_RECORDED INFORMATION_:
* * * * * * *

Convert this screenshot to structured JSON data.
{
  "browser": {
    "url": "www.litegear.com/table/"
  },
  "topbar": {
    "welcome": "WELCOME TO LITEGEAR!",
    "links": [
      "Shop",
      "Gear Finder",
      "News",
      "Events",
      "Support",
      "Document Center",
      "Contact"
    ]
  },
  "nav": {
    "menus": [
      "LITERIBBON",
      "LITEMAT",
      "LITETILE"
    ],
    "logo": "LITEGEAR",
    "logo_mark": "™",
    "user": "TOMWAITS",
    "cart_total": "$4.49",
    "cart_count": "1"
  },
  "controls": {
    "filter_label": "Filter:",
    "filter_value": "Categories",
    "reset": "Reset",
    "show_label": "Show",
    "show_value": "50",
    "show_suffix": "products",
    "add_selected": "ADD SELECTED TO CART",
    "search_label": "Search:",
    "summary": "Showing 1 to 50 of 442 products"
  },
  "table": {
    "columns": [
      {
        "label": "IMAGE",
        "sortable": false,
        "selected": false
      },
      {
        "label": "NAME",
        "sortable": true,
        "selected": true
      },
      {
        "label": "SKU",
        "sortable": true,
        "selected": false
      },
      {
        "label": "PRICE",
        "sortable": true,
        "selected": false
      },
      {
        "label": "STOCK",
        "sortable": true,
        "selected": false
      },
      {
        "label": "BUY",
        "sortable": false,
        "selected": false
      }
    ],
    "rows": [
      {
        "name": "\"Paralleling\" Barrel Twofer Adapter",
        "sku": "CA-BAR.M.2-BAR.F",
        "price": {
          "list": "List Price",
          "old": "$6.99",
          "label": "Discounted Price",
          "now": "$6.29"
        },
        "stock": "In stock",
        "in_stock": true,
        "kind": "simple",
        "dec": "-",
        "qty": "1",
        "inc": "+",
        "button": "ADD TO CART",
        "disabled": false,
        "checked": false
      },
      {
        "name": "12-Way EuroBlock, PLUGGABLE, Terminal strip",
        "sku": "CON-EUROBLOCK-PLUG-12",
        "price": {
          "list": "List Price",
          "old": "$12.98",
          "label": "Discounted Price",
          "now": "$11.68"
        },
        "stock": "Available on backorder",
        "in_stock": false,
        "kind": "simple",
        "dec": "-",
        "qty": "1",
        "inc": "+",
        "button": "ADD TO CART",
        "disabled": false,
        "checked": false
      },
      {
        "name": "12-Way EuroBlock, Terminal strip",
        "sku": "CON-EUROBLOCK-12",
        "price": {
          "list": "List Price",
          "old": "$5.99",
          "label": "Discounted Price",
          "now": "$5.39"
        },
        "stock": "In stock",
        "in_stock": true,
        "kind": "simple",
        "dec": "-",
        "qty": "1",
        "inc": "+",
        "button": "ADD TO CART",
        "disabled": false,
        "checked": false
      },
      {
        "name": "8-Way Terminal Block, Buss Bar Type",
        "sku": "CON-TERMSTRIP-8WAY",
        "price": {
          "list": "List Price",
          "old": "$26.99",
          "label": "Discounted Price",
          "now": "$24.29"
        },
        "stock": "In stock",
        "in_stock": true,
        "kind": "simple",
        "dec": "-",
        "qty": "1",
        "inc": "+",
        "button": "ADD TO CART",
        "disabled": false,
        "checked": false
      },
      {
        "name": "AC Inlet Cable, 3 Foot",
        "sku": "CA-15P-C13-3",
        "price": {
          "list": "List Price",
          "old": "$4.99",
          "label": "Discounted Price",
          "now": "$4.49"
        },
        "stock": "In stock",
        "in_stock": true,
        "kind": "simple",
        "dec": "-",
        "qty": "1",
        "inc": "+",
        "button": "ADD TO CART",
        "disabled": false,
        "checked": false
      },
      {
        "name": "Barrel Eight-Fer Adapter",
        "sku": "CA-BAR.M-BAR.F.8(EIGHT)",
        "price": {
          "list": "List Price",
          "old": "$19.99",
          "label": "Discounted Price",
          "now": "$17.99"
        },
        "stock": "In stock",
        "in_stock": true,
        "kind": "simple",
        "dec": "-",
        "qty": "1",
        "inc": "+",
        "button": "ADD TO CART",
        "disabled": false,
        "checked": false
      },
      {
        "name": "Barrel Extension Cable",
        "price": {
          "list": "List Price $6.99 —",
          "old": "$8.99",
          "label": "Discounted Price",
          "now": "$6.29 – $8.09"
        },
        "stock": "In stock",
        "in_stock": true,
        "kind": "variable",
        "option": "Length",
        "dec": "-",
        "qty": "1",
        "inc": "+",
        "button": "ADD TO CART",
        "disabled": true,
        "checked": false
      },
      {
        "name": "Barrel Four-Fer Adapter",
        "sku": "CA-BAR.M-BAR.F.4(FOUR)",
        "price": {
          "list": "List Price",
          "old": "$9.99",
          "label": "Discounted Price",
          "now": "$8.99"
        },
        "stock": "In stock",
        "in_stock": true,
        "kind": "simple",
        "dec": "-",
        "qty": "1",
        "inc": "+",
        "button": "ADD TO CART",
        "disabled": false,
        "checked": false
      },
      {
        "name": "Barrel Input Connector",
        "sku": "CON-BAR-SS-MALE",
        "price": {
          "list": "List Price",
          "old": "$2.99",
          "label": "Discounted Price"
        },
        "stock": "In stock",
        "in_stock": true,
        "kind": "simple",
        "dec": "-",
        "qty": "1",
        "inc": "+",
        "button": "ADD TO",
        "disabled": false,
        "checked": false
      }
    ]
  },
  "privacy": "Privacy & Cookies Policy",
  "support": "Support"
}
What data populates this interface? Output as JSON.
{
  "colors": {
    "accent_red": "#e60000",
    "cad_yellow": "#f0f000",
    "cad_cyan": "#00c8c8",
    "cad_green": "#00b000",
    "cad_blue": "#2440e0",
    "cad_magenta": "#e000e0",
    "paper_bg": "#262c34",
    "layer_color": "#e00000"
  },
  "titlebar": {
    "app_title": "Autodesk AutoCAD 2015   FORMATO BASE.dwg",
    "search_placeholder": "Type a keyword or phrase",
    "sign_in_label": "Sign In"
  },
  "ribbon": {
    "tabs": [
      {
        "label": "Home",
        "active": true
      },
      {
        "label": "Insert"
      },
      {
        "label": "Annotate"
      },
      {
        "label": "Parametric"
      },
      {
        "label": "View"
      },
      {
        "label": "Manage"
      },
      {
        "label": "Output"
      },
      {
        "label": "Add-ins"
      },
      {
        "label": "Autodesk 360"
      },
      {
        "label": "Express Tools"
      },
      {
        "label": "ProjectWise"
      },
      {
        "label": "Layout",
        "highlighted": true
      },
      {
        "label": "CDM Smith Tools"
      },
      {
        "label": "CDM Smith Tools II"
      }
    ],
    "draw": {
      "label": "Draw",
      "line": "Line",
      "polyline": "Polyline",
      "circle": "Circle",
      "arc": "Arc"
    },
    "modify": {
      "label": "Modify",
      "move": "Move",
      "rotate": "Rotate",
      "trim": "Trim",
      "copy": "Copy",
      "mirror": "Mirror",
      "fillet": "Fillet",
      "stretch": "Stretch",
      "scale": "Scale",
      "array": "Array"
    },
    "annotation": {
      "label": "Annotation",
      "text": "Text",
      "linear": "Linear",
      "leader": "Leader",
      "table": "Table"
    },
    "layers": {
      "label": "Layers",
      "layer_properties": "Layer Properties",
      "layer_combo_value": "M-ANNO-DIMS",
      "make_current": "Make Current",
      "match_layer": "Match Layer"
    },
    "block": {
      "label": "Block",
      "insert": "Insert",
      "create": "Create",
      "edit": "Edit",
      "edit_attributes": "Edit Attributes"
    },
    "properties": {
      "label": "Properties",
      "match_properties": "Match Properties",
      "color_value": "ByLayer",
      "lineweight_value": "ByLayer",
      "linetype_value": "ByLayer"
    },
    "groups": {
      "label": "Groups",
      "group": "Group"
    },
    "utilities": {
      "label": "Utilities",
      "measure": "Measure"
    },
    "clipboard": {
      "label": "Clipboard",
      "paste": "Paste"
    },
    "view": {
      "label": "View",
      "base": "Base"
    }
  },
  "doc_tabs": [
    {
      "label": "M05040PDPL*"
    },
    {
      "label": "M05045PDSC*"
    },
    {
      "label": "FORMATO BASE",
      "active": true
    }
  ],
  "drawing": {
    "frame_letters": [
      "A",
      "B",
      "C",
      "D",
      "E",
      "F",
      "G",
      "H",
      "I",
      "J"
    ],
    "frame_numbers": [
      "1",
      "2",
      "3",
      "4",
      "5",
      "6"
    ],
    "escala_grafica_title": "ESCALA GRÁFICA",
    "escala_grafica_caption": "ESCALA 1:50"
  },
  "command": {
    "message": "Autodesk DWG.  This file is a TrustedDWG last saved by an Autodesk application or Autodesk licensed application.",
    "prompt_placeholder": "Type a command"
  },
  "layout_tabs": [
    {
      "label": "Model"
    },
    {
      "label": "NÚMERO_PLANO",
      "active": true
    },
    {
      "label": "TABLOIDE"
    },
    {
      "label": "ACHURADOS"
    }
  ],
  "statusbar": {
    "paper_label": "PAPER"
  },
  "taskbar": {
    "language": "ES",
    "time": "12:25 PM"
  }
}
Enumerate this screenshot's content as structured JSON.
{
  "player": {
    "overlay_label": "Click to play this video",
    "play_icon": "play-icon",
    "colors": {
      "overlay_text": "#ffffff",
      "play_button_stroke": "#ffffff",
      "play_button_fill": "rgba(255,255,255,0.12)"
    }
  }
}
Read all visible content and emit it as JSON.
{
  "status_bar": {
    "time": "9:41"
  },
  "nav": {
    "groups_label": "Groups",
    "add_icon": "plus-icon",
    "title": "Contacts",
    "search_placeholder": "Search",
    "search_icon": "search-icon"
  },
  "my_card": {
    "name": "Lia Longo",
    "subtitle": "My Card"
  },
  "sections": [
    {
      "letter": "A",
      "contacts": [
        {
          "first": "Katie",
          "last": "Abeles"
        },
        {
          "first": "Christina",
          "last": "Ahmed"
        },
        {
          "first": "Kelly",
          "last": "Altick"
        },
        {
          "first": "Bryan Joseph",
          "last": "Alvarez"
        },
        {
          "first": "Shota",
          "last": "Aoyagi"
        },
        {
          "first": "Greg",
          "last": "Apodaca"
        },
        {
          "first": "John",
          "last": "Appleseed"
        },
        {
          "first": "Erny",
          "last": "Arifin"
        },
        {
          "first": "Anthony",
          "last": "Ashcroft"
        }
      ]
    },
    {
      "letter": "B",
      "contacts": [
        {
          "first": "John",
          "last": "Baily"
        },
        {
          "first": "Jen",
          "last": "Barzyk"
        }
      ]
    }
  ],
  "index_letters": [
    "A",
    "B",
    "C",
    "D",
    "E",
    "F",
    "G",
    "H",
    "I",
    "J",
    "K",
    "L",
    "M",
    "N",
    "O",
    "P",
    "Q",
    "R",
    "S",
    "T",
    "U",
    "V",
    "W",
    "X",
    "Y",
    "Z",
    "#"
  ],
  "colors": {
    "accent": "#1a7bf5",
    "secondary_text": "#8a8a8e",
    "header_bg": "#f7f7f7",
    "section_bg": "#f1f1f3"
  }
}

* * * * * * *

_WRITTEN EXERCISE_: From the line containing "Read all visible content and emit it as JSON." down to the last line, reproduce the records exactly. Include both ends.

_REPLY TO THE TASK_:
Read all visible content and emit it as JSON.
{
  "status_bar": {
    "time": "9:41"
  },
  "nav": {
    "groups_label": "Groups",
    "add_icon": "plus-icon",
    "title": "Contacts",
    "search_placeholder": "Search",
    "search_icon": "search-icon"
  },
  "my_card": {
    "name": "Lia Longo",
    "subtitle": "My Card"
  },
  "sections": [
    {
      "letter": "A",
      "contacts": [
        {
          "first": "Katie",
          "last": "Abeles"
        },
        {
          "first": "Christina",
          "last": "Ahmed"
        },
        {
          "first": "Kelly",
          "last": "Altick"
        },
        {
          "first": "Bryan Joseph",
          "last": "Alvarez"
        },
        {
          "first": "Shota",
          "last": "Aoyagi"
        },
        {
          "first": "Greg",
          "last": "Apodaca"
        },
        {
          "first": "John",
          "last": "Appleseed"
        },
        {
          "first": "Erny",
          "last": "Arifin"
        },
        {
          "first": "Anthony",
          "last": "Ashcroft"
        }
      ]
    },
    {
      "letter": "B",
      "contacts": [
        {
          "first": "John",
          "last": "Baily"
        },
        {
          "first": "Jen",
          "last": "Barzyk"
        }
      ]
    }
  ],
  "index_letters": [
    "A",
    "B",
    "C",
    "D",
    "E",
    "F",
    "G",
    "H",
    "I",
    "J",
    "K",
    "L",
    "M",
    "N",
    "O",
    "P",
    "Q",
    "R",
    "S",
    "T",
    "U",
    "V",
    "W",
    "X",
    "Y",
    "Z",
    "#"
  ],
  "colors": {
    "accent": "#1a7bf5",
    "secondary_text": "#8a8a8e",
    "header_bg": "#f7f7f7",
    "section_bg": "#f1f1f3"
  }
}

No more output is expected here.